▸ Task details: Take down each entry exactly as written.

▸ Information supplied:
━━━━━━━━━━━━━━━━━━━━

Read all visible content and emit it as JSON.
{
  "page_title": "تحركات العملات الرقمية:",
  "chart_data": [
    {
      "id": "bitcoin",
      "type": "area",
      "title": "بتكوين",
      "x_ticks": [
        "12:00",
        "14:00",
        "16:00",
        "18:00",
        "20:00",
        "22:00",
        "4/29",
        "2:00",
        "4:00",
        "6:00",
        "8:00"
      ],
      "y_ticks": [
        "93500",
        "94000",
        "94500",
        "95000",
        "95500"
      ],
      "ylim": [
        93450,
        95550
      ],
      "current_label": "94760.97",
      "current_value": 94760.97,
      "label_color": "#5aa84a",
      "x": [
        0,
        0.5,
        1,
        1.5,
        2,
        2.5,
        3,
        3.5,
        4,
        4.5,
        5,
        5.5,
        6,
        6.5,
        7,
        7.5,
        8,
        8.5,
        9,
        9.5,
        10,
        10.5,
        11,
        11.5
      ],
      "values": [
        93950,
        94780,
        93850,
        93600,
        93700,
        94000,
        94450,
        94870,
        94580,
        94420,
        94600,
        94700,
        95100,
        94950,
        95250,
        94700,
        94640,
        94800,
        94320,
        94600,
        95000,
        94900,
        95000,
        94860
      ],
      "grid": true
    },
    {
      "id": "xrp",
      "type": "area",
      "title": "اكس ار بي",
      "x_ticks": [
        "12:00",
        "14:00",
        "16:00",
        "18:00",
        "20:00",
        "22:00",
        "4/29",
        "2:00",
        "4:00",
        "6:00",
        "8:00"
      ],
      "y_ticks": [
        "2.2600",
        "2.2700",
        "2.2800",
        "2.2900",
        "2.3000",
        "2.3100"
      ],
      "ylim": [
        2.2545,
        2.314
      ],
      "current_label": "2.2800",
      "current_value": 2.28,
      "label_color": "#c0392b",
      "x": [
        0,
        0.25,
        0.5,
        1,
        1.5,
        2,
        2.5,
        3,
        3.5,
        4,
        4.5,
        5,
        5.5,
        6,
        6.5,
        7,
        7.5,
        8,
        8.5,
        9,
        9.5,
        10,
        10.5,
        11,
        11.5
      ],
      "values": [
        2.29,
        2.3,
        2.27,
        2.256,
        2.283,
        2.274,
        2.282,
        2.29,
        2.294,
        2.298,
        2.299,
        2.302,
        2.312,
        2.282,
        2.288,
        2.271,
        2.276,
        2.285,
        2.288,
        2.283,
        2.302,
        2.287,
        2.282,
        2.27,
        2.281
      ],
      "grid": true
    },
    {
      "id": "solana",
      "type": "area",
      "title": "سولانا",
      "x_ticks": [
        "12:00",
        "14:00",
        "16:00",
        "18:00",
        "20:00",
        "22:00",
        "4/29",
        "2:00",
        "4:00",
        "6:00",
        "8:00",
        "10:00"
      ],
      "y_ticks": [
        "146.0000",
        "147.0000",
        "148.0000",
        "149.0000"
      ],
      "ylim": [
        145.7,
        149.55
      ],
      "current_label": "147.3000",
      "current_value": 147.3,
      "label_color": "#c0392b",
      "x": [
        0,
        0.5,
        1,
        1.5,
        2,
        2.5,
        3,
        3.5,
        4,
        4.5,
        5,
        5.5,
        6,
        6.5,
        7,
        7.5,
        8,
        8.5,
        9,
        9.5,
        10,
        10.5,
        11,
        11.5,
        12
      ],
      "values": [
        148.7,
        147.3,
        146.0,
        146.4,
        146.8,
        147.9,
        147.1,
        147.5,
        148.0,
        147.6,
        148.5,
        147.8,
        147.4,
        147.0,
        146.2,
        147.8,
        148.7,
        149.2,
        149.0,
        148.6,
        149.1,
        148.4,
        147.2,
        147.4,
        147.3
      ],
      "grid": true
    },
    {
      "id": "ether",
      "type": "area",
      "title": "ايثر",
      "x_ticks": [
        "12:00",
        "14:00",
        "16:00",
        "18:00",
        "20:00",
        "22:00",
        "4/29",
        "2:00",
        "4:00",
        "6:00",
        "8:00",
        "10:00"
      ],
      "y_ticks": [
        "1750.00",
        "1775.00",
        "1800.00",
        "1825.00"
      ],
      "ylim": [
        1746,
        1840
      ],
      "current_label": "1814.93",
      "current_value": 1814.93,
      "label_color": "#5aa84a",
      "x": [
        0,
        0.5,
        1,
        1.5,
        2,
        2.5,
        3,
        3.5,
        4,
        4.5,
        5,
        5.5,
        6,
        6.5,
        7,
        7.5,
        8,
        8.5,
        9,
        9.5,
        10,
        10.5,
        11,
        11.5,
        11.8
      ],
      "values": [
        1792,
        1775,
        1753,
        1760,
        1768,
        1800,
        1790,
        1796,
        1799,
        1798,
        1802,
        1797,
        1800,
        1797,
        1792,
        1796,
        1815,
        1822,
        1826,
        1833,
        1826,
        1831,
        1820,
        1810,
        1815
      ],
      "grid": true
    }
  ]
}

━━━━━━━━━━━━━━━━━━━━

▸ Task response:
Read all visible content and emit it as JSON.
{
  "page_title": "تحركات العملات الرقمية:",
  "chart_data": [
    {
      "id": "bitcoin",
      "type": "area",
      "title": "بتكوين",
      "x_ticks": [
        "12:00",
        "14:00",
        "16:00",
        "18:00",
        "20:00",
        "22:00",
        "4/29",
        "2:00",
        "4:00",
        "6:00",
        "8:00"
      ],
      "y_ticks": [
        "93500",
        "94000",
        "94500",
        "95000",
        "95500"
      ],
      "ylim": [
        93450,
        95550
      ],
      "current_label": "94760.97",
      "current_value": 94760.97,
      "label_color": "#5aa84a",
      "x": [
        0,
        0.5,
        1,
        1.5,
        2,
        2.5,
        3,
        3.5,
        4,
        4.5,
        5,
        5.5,
        6,
        6.5,
        7,
        7.5,
        8,
        8.5,
        9,
        9.5,
        10,
        10.5,
        11,
        11.5
      ],
      "values": [
        93950,
        94780,
        93850,
        93600,
        93700,
        94000,
        94450,
        94870,
        94580,
        94420,
        94600,
        94700,
        95100,
        94950,
        95250,
        94700,
        94640,
        94800,
        94320,
        94600,
        95000,
        94900,
        95000,
        94860
      ],
      "grid": true
    },
    {
      "id": "xrp",
      "type": "area",
      "title": "اكس ار بي",
      "x_ticks": [
        "12:00",
        "14:00",
        "16:00",
        "18:00",
        "20:00",
        "22:00",
        "4/29",
        "2:00",
        "4:00",
        "6:00",
        "8:00"
      ],
      "y_ticks": [
        "2.2600",
        "2.2700",
        "2.2800",
        "2.2900",
        "2.3000",
        "2.3100"
      ],
      "ylim": [
        2.2545,
        2.314
      ],
      "current_label": "2.2800",
      "current_value": 2.28,
      "label_color": "#c0392b",
      "x": [
        0,
        0.25,
        0.5,
        1,
        1.5,
        2,
        2.5,
        3,
        3.5,
        4,
        4.5,
        5,
        5.5,
        6,
        6.5,
        7,
        7.5,
        8,
        8.5,
        9,
        9.5,
        10,
        10.5,
        11,
        11.5
      ],
      "values": [
        2.29,
        2.3,
        2.27,
        2.256,
        2.283,
        2.274,
        2.282,
        2.29,
        2.294,
        2.298,
        2.299,
        2.302,
        2.312,
        2.282,
        2.288,
        2.271,
        2.276,
        2.285,
        2.288,
        2.283,
        2.302,
        2.287,
        2.282,
        2.27,
        2.281
      ],
      "grid": true
    },
    {
      "id": "solana",
      "type": "area",
      "title": "سولانا",
      "x_ticks": [
        "12:00",
        "14:00",
        "16:00",
        "18:00",
        "20:00",
        "22:00",
        "4/29",
        "2:00",
        "4:00",
        "6:00",
        "8:00",
        "10:00"
      ],
      "y_ticks": [
        "146.0000",
        "147.0000",
        "148.0000",
        "149.0000"
      ],
      "ylim": [
        145.7,
        149.55
      ],
      "current_label": "147.3000",
      "current_value": 147.3,
      "label_color": "#c0392b",
      "x": [
        0,
        0.5,
        1,
        1.5,
        2,
        2.5,
        3,
        3.5,
        4,
        4.5,
        5,
        5.5,
        6,
        6.5,
        7,
        7.5,
        8,
        8.5,
        9,
        9.5,
        10,
        10.5,
        11,
        11.5,
        12
      ],
      "values": [
        148.7,
        147.3,
        146.0,
        146.4,
        146.8,
        147.9,
        147.1,
        147.5,
        148.0,
        147.6,
        148.5,
        147.8,
        147.4,
        147.0,
        146.2,
        147.8,
        148.7,
        149.2,
        149.0,
        148.6,
        149.1,
        148.4,
        147.2,
        147.4,
        147.3
      ],
      "grid": true
    },
    {
      "id": "ether",
      "type": "area",
      "title": "ايثر",
      "x_ticks": [
        "12:00",
        "14:00",
        "16:00",
        "18:00",
        "20:00",
        "22:00",
        "4/29",
        "2:00",
        "4:00",
        "6:00",
        "8:00",
        "10:00"
      ],
      "y_ticks": [
        "1750.00",
        "1775.00",
        "1800.00",
        "1825.00"
      ],
      "ylim": [
        1746,
        1840
      ],
      "current_label": "1814.93",
      "current_value": 1814.93,
      "label_color": "#5aa84a",
      "x": [
        0,
        0.5,
        1,
        1.5,
        2,
        2.5,
        3,
        3.5,
        4,
        4.5,
        5,
        5.5,
        6,
        6.5,
        7,
        7.5,
        8,
        8.5,
        9,
        9.5,
        10,
        10.5,
        11,
        11.5,
        11.8
      ],
      "values": [
        1792,
        1775,
        1753,
        1760,
        1768,
        1800,
        1790,
        1796,
        1799,
        1798,
        1802,
        1797,
        1800,
        1797,
        1792,
        1796,
        1815,
        1822,
        1826,
        1833,
        1826,
        1831,
        1820,
        1810,
        1815
      ],
      "grid": true
    }
  ]
}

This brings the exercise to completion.